* Data supplied:
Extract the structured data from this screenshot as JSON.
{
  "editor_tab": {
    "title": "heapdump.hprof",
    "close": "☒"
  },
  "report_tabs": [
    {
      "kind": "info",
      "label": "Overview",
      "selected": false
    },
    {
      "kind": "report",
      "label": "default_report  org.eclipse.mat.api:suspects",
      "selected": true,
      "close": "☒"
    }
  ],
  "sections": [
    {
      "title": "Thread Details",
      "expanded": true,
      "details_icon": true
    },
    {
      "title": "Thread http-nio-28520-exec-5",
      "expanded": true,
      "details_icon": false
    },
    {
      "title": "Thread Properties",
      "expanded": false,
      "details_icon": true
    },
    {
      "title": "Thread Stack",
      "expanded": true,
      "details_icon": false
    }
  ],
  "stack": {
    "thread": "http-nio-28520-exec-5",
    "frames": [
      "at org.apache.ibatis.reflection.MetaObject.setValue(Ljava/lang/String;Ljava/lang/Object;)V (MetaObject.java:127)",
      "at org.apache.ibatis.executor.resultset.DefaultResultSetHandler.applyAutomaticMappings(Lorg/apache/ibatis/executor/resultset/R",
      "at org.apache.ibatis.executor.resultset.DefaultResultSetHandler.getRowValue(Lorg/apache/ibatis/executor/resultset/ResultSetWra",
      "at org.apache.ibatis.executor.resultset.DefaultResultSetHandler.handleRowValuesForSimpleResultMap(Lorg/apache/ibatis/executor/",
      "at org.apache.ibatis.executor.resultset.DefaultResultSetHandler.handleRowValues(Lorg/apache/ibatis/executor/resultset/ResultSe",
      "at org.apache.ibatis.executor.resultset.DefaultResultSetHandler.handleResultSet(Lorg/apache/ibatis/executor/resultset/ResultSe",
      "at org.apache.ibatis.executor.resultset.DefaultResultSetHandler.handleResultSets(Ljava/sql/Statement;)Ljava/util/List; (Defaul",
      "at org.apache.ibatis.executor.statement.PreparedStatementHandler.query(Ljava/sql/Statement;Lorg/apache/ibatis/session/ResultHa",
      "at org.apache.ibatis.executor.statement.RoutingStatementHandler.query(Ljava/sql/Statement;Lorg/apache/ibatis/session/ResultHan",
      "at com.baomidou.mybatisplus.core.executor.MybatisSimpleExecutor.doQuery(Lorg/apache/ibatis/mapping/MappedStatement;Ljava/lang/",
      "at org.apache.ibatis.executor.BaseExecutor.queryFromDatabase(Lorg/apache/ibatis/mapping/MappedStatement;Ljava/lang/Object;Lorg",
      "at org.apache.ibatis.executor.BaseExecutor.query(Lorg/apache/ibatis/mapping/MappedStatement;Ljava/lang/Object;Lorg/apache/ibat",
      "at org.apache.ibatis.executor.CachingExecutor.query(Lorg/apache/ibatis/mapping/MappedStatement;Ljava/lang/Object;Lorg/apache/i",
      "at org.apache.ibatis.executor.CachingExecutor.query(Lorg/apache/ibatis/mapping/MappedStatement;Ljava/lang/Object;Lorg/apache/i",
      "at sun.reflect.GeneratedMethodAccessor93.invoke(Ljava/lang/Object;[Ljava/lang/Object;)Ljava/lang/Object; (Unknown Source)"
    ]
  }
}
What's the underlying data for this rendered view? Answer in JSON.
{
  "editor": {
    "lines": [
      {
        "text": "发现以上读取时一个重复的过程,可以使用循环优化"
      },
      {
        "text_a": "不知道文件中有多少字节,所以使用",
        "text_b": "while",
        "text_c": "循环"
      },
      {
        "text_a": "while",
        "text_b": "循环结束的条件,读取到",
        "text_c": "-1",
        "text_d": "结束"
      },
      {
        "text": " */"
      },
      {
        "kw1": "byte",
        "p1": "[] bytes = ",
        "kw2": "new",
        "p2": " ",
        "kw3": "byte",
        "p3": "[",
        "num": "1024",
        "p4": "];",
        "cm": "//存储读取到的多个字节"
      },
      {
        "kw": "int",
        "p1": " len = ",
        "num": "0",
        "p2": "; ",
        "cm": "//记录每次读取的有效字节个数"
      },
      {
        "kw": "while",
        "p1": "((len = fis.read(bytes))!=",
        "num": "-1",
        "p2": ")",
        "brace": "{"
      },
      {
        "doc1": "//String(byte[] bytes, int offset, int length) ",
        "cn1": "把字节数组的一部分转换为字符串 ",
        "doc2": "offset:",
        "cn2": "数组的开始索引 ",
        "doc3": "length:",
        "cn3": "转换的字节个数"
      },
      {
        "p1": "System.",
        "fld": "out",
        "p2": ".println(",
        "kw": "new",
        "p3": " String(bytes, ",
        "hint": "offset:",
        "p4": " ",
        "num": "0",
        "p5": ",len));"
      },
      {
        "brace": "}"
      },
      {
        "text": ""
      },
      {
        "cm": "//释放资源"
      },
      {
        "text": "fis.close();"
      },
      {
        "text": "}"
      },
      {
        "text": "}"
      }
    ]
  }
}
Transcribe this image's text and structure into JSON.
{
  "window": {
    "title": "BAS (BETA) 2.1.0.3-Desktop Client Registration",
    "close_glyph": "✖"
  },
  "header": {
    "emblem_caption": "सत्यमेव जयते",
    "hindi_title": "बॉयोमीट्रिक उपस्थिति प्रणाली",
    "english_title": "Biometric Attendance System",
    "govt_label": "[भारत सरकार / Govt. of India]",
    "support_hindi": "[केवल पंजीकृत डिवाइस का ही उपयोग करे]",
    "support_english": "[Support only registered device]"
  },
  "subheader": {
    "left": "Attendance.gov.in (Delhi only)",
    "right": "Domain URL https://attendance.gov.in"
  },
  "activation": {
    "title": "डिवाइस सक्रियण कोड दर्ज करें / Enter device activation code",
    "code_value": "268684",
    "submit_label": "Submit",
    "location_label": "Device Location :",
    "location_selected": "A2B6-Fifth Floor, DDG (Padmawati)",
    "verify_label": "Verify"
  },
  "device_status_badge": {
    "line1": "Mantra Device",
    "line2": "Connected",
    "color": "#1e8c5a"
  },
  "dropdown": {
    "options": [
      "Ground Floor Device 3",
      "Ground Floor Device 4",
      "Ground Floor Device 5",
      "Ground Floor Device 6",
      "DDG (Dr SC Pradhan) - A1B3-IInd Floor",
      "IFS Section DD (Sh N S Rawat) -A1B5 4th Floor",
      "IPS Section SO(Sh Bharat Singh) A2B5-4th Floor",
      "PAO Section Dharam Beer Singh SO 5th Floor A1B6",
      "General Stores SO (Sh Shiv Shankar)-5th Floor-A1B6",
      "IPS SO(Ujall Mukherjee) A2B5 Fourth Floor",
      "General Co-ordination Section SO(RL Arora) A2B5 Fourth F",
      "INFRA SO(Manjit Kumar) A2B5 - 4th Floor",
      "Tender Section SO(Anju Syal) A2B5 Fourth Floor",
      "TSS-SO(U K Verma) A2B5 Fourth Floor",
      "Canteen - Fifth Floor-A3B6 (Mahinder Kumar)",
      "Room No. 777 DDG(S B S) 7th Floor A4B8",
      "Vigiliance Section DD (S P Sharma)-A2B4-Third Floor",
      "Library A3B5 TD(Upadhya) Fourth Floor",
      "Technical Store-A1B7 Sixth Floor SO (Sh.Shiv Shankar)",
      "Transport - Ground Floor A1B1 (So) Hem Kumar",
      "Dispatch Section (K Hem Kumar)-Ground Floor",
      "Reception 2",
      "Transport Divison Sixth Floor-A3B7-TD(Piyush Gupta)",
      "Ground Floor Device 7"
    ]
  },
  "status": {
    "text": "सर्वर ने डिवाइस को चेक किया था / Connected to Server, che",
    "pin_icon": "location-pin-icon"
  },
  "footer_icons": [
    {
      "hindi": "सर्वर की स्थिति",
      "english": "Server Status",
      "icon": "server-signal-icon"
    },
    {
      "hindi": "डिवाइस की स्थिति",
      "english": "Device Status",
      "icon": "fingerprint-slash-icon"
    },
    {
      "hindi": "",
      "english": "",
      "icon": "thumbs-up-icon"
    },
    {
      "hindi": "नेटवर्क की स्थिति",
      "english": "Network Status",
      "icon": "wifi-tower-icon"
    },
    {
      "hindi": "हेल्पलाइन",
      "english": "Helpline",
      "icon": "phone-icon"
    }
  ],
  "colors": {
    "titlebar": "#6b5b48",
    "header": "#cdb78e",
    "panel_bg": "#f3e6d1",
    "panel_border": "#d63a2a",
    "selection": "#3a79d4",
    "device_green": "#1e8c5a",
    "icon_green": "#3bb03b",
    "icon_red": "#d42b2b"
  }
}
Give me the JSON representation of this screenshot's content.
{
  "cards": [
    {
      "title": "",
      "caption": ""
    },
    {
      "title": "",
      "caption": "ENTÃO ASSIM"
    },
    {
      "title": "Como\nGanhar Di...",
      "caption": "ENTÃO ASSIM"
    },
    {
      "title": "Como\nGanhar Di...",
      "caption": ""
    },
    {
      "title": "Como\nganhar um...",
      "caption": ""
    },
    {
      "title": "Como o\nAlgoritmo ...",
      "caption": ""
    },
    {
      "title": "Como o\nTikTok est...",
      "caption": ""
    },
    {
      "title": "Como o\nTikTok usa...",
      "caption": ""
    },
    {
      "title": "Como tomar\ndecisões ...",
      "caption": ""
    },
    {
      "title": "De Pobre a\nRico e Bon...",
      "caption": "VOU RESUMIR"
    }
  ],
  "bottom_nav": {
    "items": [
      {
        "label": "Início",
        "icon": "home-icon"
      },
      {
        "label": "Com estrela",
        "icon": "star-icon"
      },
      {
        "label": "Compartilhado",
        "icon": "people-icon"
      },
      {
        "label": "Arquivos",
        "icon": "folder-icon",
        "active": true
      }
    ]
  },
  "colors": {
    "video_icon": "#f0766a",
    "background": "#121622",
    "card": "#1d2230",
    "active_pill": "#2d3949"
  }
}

* Task description:
Read through the entries and copy every line that includes "String".

* Correct result:
      "at org.apache.ibatis.reflection.MetaObject.setValue(Ljava/lang/String;Ljava/lang/Object;)V (MetaObject.java:127)",
        "doc1": "//String(byte[] bytes, int offset, int length) ",
        "p3": " String(bytes, ",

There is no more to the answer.